* _Stated problem_
Exactly reproduce each line of the listing that follows.

* _Supplied material_
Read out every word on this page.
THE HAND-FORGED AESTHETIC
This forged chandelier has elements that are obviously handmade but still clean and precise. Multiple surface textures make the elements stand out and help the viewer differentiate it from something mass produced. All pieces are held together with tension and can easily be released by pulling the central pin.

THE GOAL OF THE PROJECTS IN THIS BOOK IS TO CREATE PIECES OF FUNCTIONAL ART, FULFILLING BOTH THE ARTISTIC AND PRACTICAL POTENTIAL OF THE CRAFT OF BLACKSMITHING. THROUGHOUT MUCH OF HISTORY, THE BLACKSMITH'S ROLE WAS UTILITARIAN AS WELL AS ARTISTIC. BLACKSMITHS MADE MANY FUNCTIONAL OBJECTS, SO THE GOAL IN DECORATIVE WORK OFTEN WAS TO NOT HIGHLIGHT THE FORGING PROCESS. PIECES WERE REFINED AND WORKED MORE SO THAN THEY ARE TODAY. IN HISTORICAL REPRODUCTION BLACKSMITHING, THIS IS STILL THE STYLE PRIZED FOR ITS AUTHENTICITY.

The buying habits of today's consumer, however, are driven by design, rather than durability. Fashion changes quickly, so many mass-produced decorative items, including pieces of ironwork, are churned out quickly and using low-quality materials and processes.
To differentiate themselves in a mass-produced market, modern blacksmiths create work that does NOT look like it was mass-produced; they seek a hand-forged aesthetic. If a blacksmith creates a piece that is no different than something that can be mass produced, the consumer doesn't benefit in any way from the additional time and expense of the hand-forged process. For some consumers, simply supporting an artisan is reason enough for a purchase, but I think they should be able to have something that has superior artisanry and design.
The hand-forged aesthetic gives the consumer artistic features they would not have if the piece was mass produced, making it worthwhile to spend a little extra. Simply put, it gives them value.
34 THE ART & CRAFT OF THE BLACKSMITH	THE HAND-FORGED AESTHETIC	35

* _Task output_
Read out every word on this page.
THE HAND-FORGED AESTHETIC
This forged chandelier has elements that are obviously handmade but still clean and precise. Multiple surface textures make the elements stand out and help the viewer differentiate it from something mass produced. All pieces are held together with tension and can easily be released by pulling the central pin.

THE GOAL OF THE PROJECTS IN THIS BOOK IS TO CREATE PIECES OF FUNCTIONAL ART, FULFILLING BOTH THE ARTISTIC AND PRACTICAL POTENTIAL OF THE CRAFT OF BLACKSMITHING. THROUGHOUT MUCH OF HISTORY, THE BLACKSMITH'S ROLE WAS UTILITARIAN AS WELL AS ARTISTIC. BLACKSMITHS MADE MANY FUNCTIONAL OBJECTS, SO THE GOAL IN DECORATIVE WORK OFTEN WAS TO NOT HIGHLIGHT THE FORGING PROCESS. PIECES WERE REFINED AND WORKED MORE SO THAN THEY ARE TODAY. IN HISTORICAL REPRODUCTION BLACKSMITHING, THIS IS STILL THE STYLE PRIZED FOR ITS AUTHENTICITY.

The buying habits of today's consumer, however, are driven by design, rather than durability. Fashion changes quickly, so many mass-produced decorative items, including pieces of ironwork, are churned out quickly and using low-quality materials and processes.
To differentiate themselves in a mass-produced market, modern blacksmiths create work that does NOT look like it was mass-produced; they seek a hand-forged aesthetic. If a blacksmith creates a piece that is no different than something that can be mass produced, the consumer doesn't benefit in any way from the additional time and expense of the hand-forged process. For some consumers, simply supporting an artisan is reason enough for a purchase, but I think they should be able to have something that has superior artisanry and design.
The hand-forged aesthetic gives the consumer artistic features they would not have if the piece was mass produced, making it worthwhile to spend a little extra. Simply put, it gives them value.
34 THE ART & CRAFT OF THE BLACKSMITH	THE HAND-FORGED AESTHETIC	35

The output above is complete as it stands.